Lines of data:
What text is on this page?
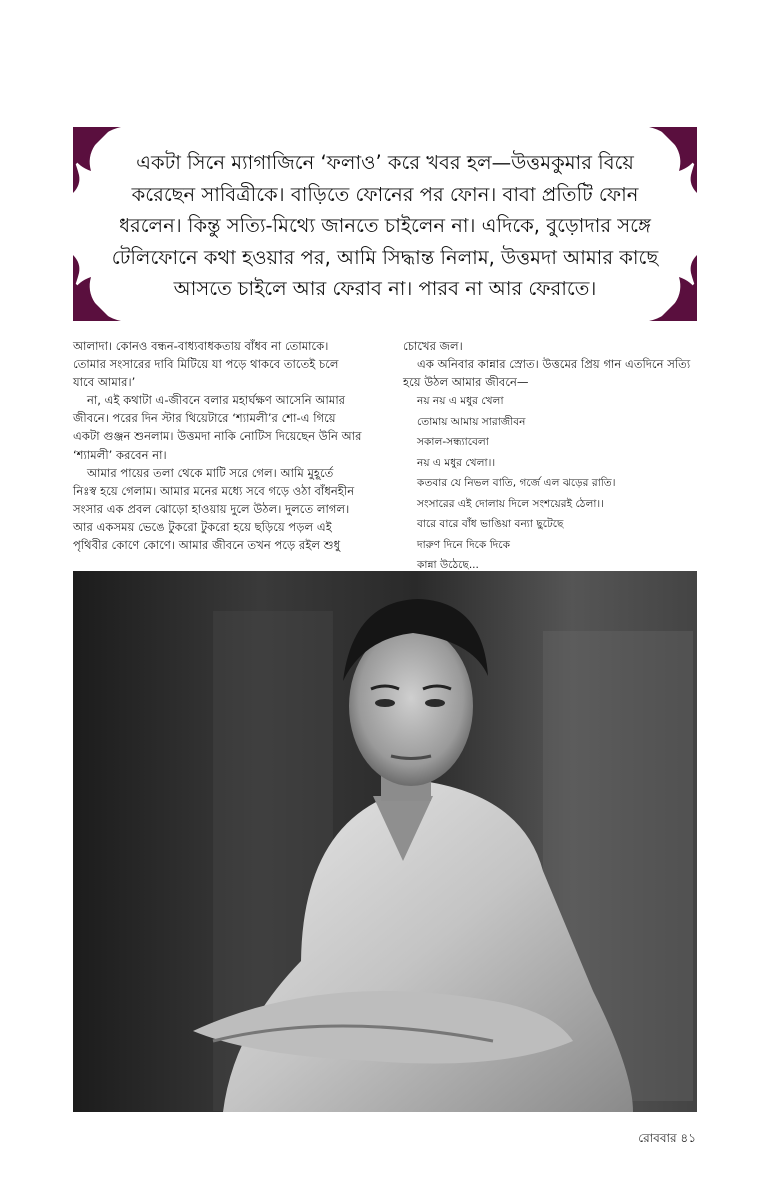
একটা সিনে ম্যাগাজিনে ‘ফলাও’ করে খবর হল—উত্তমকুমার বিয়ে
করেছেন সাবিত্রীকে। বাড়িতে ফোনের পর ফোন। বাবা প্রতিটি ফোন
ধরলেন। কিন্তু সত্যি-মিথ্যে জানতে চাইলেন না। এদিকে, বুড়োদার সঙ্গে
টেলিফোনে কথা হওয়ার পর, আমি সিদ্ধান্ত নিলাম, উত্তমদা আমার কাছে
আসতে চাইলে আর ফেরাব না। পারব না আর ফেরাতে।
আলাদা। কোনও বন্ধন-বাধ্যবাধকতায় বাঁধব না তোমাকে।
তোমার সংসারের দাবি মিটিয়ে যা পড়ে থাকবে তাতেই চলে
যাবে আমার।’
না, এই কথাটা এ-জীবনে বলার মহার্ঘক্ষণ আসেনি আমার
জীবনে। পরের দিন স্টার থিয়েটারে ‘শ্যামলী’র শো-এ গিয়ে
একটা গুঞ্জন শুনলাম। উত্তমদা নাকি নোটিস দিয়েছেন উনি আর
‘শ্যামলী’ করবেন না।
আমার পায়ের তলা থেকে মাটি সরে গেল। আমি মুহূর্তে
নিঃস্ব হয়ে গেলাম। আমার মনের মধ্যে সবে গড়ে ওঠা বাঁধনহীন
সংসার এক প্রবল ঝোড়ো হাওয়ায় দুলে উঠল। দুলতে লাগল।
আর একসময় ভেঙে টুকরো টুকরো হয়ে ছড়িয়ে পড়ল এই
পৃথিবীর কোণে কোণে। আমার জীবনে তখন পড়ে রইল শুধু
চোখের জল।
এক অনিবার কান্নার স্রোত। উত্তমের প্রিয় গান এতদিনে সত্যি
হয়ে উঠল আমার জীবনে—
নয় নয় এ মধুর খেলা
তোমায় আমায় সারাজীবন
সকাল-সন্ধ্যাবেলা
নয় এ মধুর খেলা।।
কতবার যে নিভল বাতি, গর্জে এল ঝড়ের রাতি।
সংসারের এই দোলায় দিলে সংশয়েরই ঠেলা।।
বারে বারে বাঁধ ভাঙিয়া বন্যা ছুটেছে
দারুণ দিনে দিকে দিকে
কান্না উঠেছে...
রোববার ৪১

--

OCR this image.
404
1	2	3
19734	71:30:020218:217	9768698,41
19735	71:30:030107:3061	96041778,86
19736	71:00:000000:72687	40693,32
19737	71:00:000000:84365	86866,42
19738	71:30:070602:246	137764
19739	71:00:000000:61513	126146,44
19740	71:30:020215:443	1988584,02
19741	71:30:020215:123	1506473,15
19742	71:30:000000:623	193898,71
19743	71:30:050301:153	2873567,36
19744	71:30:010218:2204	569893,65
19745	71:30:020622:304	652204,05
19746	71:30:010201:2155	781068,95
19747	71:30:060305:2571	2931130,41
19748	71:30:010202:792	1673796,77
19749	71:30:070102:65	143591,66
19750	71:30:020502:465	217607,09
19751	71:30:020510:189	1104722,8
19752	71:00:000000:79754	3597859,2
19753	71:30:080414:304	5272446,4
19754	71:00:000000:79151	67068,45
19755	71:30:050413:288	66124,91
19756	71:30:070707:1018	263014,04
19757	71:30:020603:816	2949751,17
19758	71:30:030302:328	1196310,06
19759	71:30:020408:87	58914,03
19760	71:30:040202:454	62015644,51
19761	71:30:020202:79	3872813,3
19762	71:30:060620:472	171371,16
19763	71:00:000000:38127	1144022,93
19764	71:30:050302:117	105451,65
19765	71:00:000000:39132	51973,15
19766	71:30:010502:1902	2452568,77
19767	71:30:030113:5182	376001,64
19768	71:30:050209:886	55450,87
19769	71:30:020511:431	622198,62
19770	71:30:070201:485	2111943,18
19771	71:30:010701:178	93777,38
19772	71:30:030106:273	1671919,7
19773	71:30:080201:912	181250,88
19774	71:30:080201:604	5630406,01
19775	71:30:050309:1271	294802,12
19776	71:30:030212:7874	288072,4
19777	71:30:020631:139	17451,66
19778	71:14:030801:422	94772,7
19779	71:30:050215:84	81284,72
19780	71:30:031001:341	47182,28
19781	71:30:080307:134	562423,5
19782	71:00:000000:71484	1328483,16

* * *

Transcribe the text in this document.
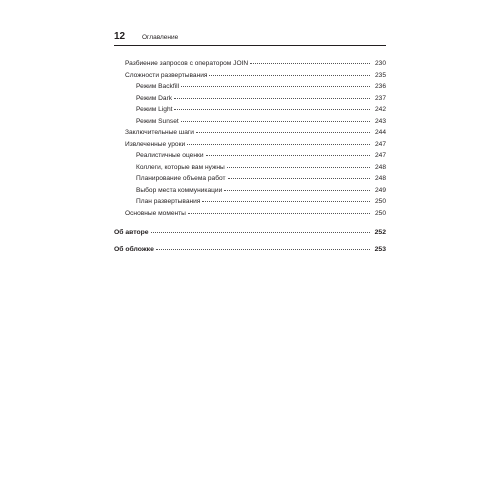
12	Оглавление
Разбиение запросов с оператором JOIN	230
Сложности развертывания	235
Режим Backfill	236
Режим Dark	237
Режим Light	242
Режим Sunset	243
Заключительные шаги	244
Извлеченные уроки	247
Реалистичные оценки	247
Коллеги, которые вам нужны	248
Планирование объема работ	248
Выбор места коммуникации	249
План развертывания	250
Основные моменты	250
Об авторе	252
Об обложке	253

*AIM:*
From the entries above, return each line with the word "Режим" in it.

*SOLUTION TO THIS TASK:*
Режим Backfill	236
Режим Dark	237
Режим Light	242
Режим Sunset	243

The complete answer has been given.